**TASK BRIEF**.
Your answer should be only a number: how many lines include the word "identities".

[START OF SUPPLIED DATA]

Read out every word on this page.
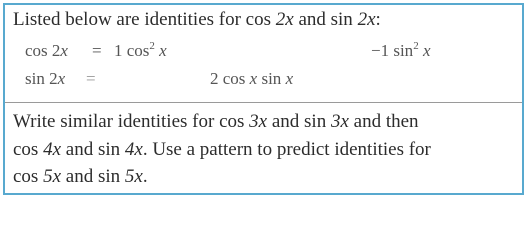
Listed below are identities for cos 2x and sin 2x:
cos 2x = 1 $\cos^2 x$	−1 $\sin^2 x$
sin 2x =	2 cos x sin x
Write similar identities for cos 3x and sin 3x and then
cos 4x and sin 4x. Use a pattern to predict identities for
cos 5x and sin 5x.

[END OF SUPPLIED DATA]

**EXERCISE SOLUTION**.
3